Exercise details: Filter the entries and keep only the lines where the string "text" appears.

Data listing:

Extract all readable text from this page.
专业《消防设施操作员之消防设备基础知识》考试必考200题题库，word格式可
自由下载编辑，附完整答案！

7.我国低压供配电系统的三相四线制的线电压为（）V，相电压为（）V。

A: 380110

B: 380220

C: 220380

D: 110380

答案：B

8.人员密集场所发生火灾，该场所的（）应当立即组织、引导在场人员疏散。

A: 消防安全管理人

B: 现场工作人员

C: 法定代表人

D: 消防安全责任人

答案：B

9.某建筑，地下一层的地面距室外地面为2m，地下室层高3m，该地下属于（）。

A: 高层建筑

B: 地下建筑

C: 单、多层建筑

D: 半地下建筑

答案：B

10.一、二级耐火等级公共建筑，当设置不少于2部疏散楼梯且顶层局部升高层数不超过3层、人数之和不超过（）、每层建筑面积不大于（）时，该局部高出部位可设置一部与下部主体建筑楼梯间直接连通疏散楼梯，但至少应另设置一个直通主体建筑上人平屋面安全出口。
---
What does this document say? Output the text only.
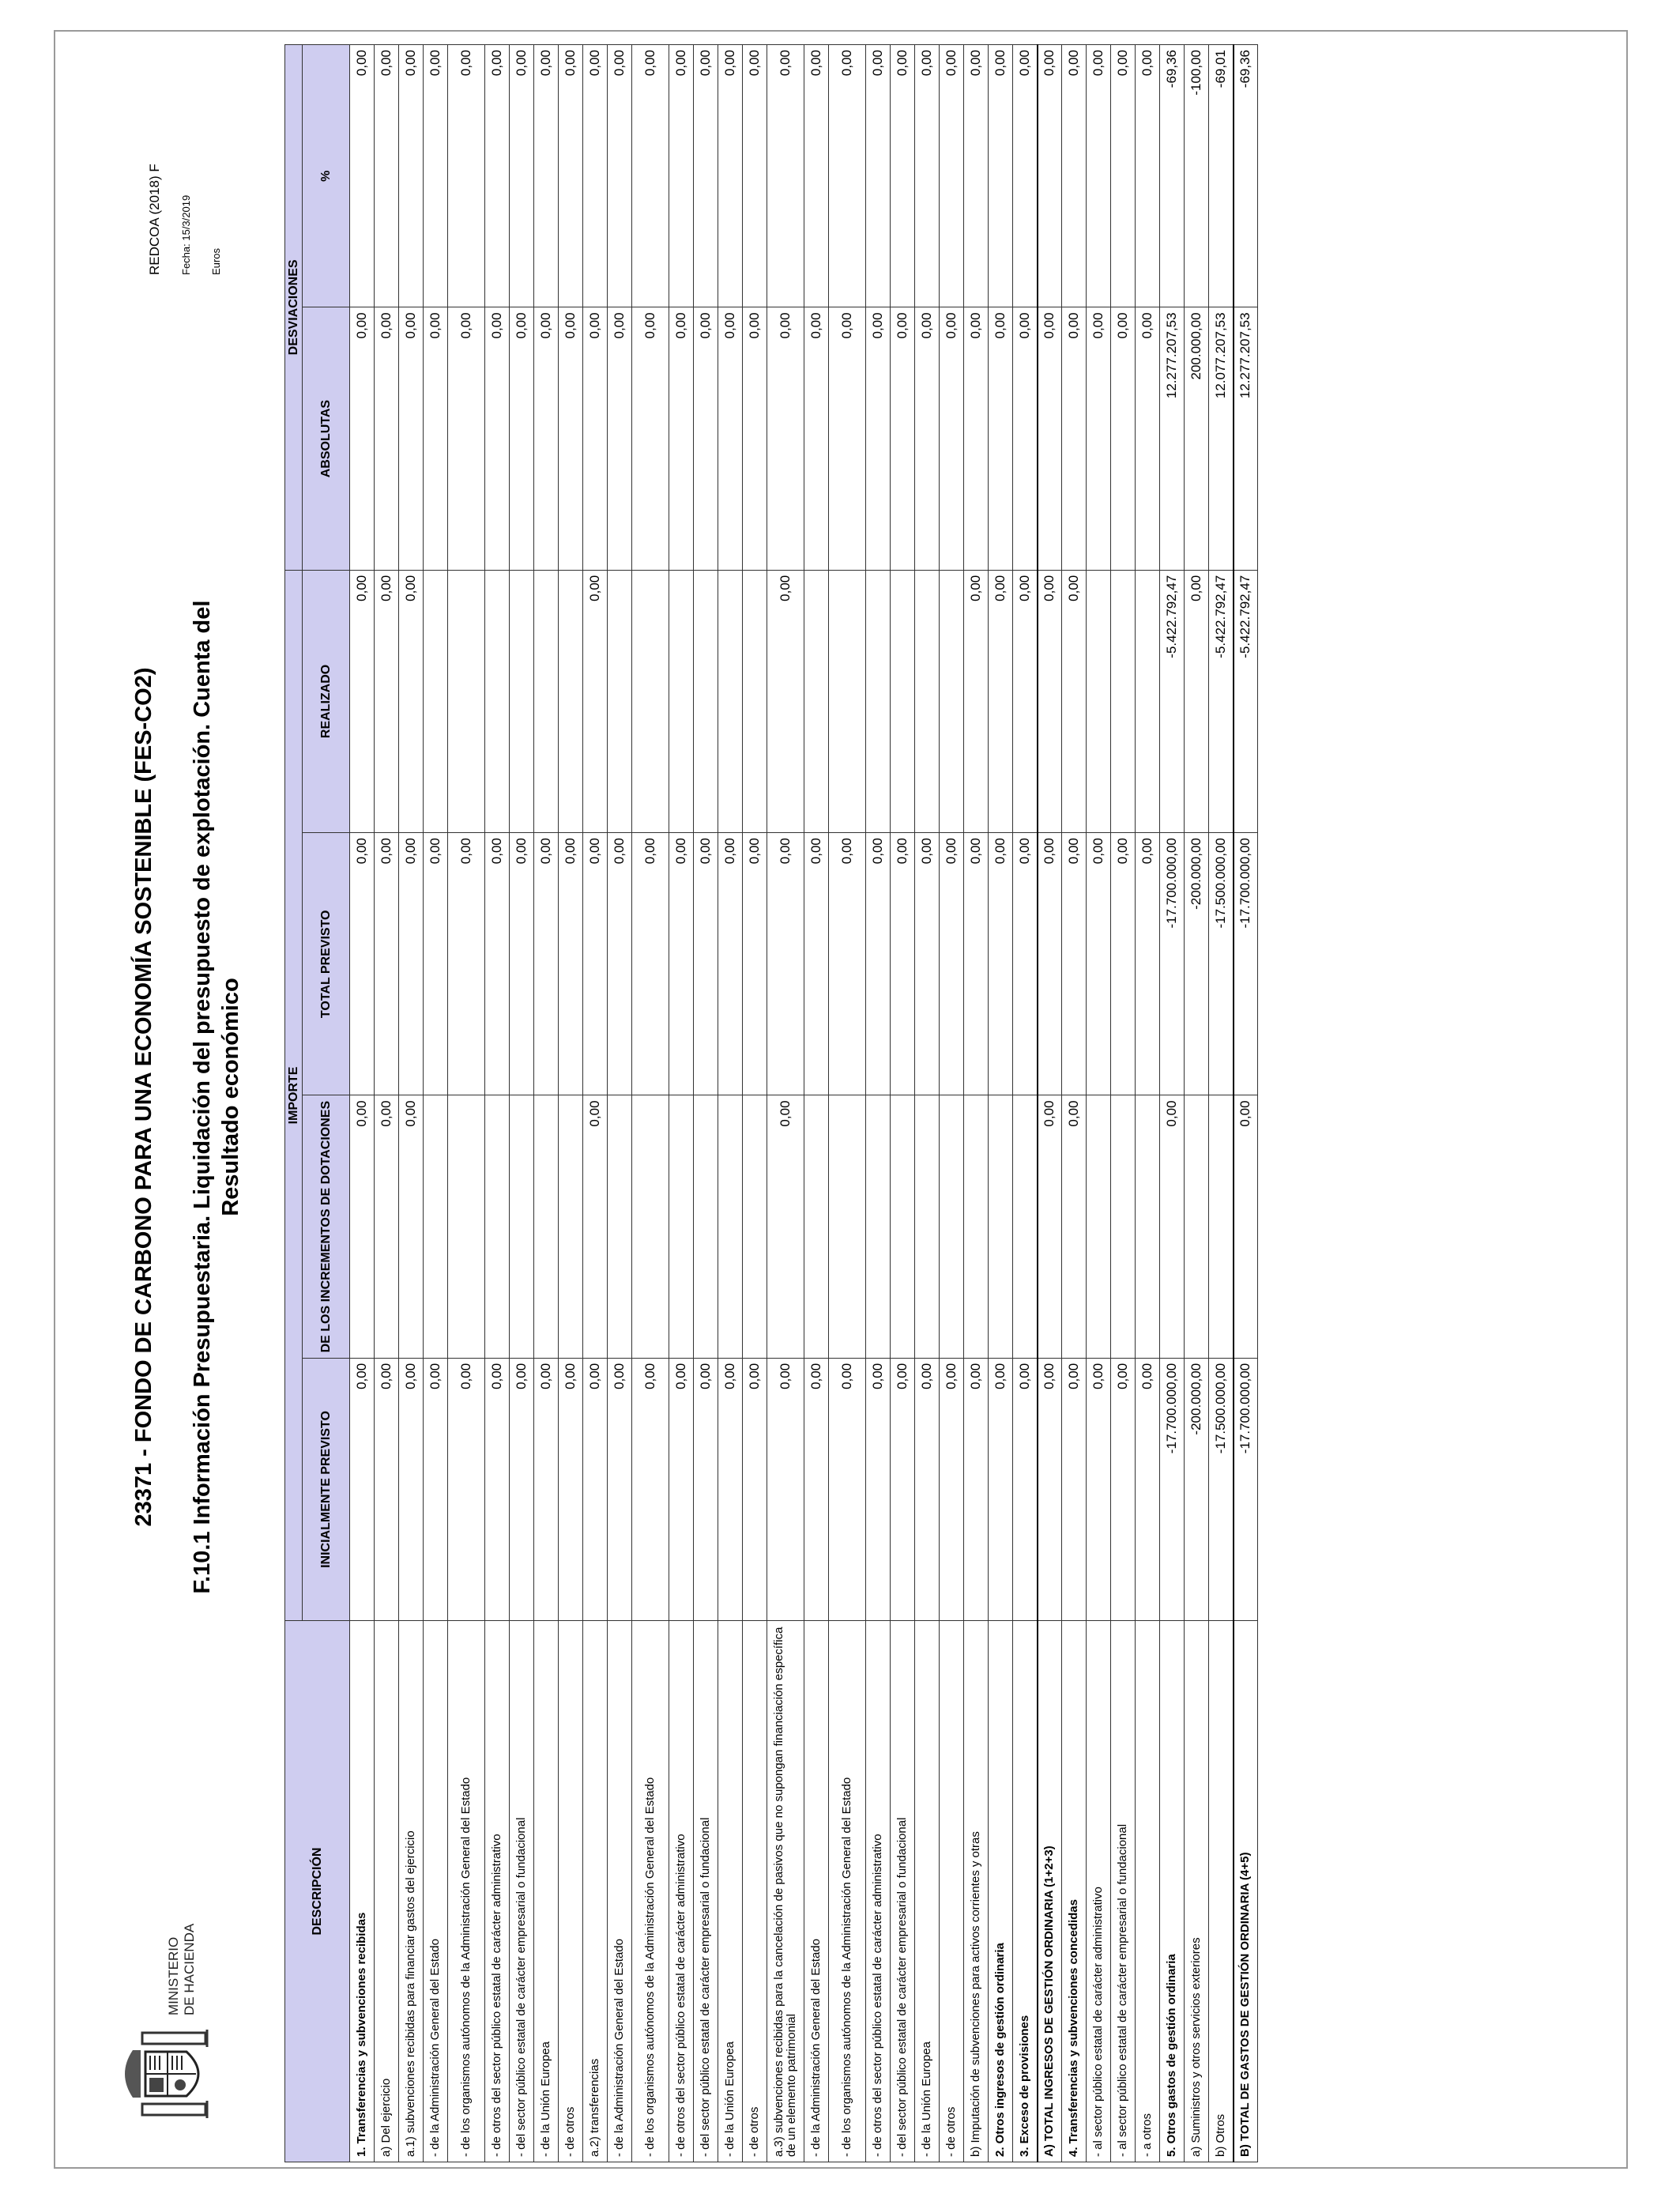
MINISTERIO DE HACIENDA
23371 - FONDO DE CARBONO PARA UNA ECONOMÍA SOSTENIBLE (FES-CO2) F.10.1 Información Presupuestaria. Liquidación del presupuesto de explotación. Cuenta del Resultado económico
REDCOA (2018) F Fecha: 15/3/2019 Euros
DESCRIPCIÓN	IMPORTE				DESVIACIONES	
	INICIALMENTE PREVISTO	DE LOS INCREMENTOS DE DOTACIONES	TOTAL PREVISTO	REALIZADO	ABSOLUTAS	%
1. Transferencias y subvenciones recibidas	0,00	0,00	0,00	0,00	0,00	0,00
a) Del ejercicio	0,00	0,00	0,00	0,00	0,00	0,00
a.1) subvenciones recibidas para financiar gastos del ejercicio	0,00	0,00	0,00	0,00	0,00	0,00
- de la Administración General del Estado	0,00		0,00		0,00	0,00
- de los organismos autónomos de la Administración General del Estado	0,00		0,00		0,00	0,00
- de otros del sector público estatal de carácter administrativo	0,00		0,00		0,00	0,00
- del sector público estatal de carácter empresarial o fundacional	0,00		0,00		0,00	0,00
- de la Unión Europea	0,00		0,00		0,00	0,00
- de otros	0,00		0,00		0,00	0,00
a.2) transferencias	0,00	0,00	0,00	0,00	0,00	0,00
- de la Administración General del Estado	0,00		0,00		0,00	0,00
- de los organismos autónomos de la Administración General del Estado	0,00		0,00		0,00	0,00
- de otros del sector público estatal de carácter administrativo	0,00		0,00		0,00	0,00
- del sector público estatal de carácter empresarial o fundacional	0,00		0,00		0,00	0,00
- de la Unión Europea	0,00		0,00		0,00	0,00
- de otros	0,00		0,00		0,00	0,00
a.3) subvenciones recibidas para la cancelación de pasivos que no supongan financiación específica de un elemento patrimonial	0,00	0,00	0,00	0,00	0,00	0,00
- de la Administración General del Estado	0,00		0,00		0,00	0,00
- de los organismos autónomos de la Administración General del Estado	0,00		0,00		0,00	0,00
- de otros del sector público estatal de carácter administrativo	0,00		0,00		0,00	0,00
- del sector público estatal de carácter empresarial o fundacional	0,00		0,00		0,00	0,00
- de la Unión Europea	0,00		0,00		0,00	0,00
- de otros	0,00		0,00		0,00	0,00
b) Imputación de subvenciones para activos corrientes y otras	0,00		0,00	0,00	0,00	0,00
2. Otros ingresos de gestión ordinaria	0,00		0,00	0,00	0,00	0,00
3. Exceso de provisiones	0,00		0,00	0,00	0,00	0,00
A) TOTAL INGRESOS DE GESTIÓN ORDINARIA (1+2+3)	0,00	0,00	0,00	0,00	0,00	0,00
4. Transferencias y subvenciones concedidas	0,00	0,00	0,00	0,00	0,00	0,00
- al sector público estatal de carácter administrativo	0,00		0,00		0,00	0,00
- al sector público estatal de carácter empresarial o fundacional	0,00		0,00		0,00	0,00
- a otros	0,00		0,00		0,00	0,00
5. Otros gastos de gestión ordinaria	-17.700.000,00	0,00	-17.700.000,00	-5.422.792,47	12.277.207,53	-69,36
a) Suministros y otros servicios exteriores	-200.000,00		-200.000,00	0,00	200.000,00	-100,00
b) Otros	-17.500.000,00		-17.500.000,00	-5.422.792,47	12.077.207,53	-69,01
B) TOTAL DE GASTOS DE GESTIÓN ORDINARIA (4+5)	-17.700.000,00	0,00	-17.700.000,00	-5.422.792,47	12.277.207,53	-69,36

Reply:
Extract all readable text from this page.
What does this document say? Output the text only.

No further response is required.